## Aim of the task
Repeat the records below exactly as they appear.

## Provided records
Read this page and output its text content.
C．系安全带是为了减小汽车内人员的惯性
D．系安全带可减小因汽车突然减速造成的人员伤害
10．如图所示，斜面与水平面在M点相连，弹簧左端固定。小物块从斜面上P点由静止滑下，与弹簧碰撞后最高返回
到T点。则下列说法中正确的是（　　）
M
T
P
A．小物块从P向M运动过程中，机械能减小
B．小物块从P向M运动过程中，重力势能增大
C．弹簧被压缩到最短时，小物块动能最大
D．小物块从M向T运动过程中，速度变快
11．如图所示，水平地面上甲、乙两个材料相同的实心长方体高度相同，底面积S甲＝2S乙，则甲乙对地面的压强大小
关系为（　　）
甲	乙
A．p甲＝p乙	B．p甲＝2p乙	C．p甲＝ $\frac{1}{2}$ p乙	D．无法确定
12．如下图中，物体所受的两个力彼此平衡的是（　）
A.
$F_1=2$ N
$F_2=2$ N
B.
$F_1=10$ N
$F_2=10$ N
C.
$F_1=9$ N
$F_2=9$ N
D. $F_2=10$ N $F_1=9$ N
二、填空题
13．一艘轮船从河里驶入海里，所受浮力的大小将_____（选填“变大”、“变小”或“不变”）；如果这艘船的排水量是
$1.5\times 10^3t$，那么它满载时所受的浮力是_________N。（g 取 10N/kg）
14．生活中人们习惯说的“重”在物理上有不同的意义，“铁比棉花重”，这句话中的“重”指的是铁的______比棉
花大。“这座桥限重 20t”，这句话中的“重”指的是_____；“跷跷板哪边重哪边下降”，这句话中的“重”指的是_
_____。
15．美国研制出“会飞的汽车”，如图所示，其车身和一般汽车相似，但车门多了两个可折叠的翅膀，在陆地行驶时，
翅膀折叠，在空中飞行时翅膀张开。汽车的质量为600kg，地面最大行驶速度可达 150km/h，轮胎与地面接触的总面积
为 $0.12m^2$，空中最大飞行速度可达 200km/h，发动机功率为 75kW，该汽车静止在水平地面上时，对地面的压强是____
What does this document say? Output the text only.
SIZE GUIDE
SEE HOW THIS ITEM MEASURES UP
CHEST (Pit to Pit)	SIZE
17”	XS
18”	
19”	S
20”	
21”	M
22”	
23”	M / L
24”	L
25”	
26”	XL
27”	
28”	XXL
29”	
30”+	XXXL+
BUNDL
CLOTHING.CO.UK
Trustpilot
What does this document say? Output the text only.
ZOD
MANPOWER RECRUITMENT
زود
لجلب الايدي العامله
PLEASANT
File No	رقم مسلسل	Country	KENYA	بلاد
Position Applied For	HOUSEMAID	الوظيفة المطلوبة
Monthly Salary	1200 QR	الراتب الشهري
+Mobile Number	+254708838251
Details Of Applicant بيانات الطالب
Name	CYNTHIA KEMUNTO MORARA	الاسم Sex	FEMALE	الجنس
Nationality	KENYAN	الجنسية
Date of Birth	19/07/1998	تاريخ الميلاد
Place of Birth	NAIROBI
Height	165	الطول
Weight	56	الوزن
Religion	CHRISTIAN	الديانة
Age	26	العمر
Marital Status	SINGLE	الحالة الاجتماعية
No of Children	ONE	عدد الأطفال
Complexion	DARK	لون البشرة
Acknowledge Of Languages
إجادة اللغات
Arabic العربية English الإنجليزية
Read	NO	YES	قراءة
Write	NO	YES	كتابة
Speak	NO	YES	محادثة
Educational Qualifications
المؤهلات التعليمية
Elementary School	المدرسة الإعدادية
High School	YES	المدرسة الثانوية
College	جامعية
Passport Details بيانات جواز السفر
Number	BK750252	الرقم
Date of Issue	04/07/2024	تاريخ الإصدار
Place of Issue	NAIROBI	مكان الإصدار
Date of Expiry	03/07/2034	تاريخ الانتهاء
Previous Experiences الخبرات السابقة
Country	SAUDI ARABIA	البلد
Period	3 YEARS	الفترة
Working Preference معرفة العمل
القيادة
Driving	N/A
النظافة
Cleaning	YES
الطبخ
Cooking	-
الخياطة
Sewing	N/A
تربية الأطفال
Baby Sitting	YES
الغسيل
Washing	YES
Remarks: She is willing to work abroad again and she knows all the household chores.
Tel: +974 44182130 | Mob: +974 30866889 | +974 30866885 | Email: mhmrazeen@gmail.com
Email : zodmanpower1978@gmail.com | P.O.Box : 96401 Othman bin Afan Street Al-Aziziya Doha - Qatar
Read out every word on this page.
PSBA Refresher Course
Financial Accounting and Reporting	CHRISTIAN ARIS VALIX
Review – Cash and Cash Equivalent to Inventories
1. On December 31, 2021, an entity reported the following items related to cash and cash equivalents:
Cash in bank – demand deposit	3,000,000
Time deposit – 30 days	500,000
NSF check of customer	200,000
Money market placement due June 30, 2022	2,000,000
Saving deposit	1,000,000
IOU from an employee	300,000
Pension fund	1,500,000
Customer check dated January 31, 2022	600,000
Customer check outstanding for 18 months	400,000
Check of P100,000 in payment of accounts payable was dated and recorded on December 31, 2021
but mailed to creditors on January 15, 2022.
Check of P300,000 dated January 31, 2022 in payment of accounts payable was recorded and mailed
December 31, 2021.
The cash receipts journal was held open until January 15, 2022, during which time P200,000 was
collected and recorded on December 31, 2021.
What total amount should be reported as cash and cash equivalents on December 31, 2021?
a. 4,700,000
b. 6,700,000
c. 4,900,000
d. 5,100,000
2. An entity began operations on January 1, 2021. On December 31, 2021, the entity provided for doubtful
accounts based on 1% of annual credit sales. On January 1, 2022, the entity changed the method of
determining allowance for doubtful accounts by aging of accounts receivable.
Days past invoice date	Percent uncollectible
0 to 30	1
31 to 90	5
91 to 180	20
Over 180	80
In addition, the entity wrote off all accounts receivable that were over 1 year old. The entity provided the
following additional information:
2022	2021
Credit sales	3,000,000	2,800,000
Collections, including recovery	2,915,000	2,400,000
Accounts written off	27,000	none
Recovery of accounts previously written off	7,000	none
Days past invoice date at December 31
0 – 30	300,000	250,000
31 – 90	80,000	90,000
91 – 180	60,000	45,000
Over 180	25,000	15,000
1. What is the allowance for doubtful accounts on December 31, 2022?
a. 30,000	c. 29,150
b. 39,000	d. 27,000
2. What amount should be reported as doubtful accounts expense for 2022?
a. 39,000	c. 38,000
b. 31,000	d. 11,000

## Output for this exercise
Read this page and output its text content.
C．系安全带是为了减小汽车内人员的惯性
D．系安全带可减小因汽车突然减速造成的人员伤害
10．如图所示，斜面与水平面在M点相连，弹簧左端固定。小物块从斜面上P点由静止滑下，与弹簧碰撞后最高返回
到T点。则下列说法中正确的是（　　）
M
T
P
A．小物块从P向M运动过程中，机械能减小
B．小物块从P向M运动过程中，重力势能增大
C．弹簧被压缩到最短时，小物块动能最大
D．小物块从M向T运动过程中，速度变快
11．如图所示，水平地面上甲、乙两个材料相同的实心长方体高度相同，底面积S甲＝2S乙，则甲乙对地面的压强大小
关系为（　　）
甲	乙
A．p甲＝p乙	B．p甲＝2p乙	C．p甲＝ $\frac{1}{2}$ p乙	D．无法确定
12．如下图中，物体所受的两个力彼此平衡的是（　）
A.
$F_1=2$ N
$F_2=2$ N
B.
$F_1=10$ N
$F_2=10$ N
C.
$F_1=9$ N
$F_2=9$ N
D. $F_2=10$ N $F_1=9$ N
二、填空题
13．一艘轮船从河里驶入海里，所受浮力的大小将_____（选填“变大”、“变小”或“不变”）；如果这艘船的排水量是
$1.5\times 10^3t$，那么它满载时所受的浮力是_________N。（g 取 10N/kg）
14．生活中人们习惯说的“重”在物理上有不同的意义，“铁比棉花重”，这句话中的“重”指的是铁的______比棉
花大。“这座桥限重 20t”，这句话中的“重”指的是_____；“跷跷板哪边重哪边下降”，这句话中的“重”指的是_
_____。
15．美国研制出“会飞的汽车”，如图所示，其车身和一般汽车相似，但车门多了两个可折叠的翅膀，在陆地行驶时，
翅膀折叠，在空中飞行时翅膀张开。汽车的质量为600kg，地面最大行驶速度可达 150km/h，轮胎与地面接触的总面积
为 $0.12m^2$，空中最大飞行速度可达 200km/h，发动机功率为 75kW，该汽车静止在水平地面上时，对地面的压强是____
What does this document say? Output the text only.
SIZE GUIDE
SEE HOW THIS ITEM MEASURES UP
CHEST (Pit to Pit)	SIZE
17”	XS
18”	
19”	S
20”	
21”	M
22”	
23”	M / L
24”	L
25”	
26”	XL
27”	
28”	XXL
29”	
30”+	XXXL+
BUNDL
CLOTHING.CO.UK
Trustpilot
What does this document say? Output the text only.
ZOD
MANPOWER RECRUITMENT
زود
لجلب الايدي العامله
PLEASANT
File No	رقم مسلسل	Country	KENYA	بلاد
Position Applied For	HOUSEMAID	الوظيفة المطلوبة
Monthly Salary	1200 QR	الراتب الشهري
+Mobile Number	+254708838251
Details Of Applicant بيانات الطالب
Name	CYNTHIA KEMUNTO MORARA	الاسم Sex	FEMALE	الجنس
Nationality	KENYAN	الجنسية
Date of Birth	19/07/1998	تاريخ الميلاد
Place of Birth	NAIROBI
Height	165	الطول
Weight	56	الوزن
Religion	CHRISTIAN	الديانة
Age	26	العمر
Marital Status	SINGLE	الحالة الاجتماعية
No of Children	ONE	عدد الأطفال
Complexion	DARK	لون البشرة
Acknowledge Of Languages
إجادة اللغات
Arabic العربية English الإنجليزية
Read	NO	YES	قراءة
Write	NO	YES	كتابة
Speak	NO	YES	محادثة
Educational Qualifications
المؤهلات التعليمية
Elementary School	المدرسة الإعدادية
High School	YES	المدرسة الثانوية
College	جامعية
Passport Details بيانات جواز السفر
Number	BK750252	الرقم
Date of Issue	04/07/2024	تاريخ الإصدار
Place of Issue	NAIROBI	مكان الإصدار
Date of Expiry	03/07/2034	تاريخ الانتهاء
Previous Experiences الخبرات السابقة
Country	SAUDI ARABIA	البلد
Period	3 YEARS	الفترة
Working Preference معرفة العمل
القيادة
Driving	N/A
النظافة
Cleaning	YES
الطبخ
Cooking	-
الخياطة
Sewing	N/A
تربية الأطفال
Baby Sitting	YES
الغسيل
Washing	YES
Remarks: She is willing to work abroad again and she knows all the household chores.
Tel: +974 44182130 | Mob: +974 30866889 | +974 30866885 | Email: mhmrazeen@gmail.com
Email : zodmanpower1978@gmail.com | P.O.Box : 96401 Othman bin Afan Street Al-Aziziya Doha - Qatar
Read out every word on this page.
PSBA Refresher Course
Financial Accounting and Reporting	CHRISTIAN ARIS VALIX
Review – Cash and Cash Equivalent to Inventories
1. On December 31, 2021, an entity reported the following items related to cash and cash equivalents:
Cash in bank – demand deposit	3,000,000
Time deposit – 30 days	500,000
NSF check of customer	200,000
Money market placement due June 30, 2022	2,000,000
Saving deposit	1,000,000
IOU from an employee	300,000
Pension fund	1,500,000
Customer check dated January 31, 2022	600,000
Customer check outstanding for 18 months	400,000
Check of P100,000 in payment of accounts payable was dated and recorded on December 31, 2021
but mailed to creditors on January 15, 2022.
Check of P300,000 dated January 31, 2022 in payment of accounts payable was recorded and mailed
December 31, 2021.
The cash receipts journal was held open until January 15, 2022, during which time P200,000 was
collected and recorded on December 31, 2021.
What total amount should be reported as cash and cash equivalents on December 31, 2021?
a. 4,700,000
b. 6,700,000
c. 4,900,000
d. 5,100,000
2. An entity began operations on January 1, 2021. On December 31, 2021, the entity provided for doubtful
accounts based on 1% of annual credit sales. On January 1, 2022, the entity changed the method of
determining allowance for doubtful accounts by aging of accounts receivable.
Days past invoice date	Percent uncollectible
0 to 30	1
31 to 90	5
91 to 180	20
Over 180	80
In addition, the entity wrote off all accounts receivable that were over 1 year old. The entity provided the
following additional information:
2022	2021
Credit sales	3,000,000	2,800,000
Collections, including recovery	2,915,000	2,400,000
Accounts written off	27,000	none
Recovery of accounts previously written off	7,000	none
Days past invoice date at December 31
0 – 30	300,000	250,000
31 – 90	80,000	90,000
91 – 180	60,000	45,000
Over 180	25,000	15,000
1. What is the allowance for doubtful accounts on December 31, 2022?
a. 30,000	c. 29,150
b. 39,000	d. 27,000
2. What amount should be reported as doubtful accounts expense for 2022?
a. 39,000	c. 38,000
b. 31,000	d. 11,000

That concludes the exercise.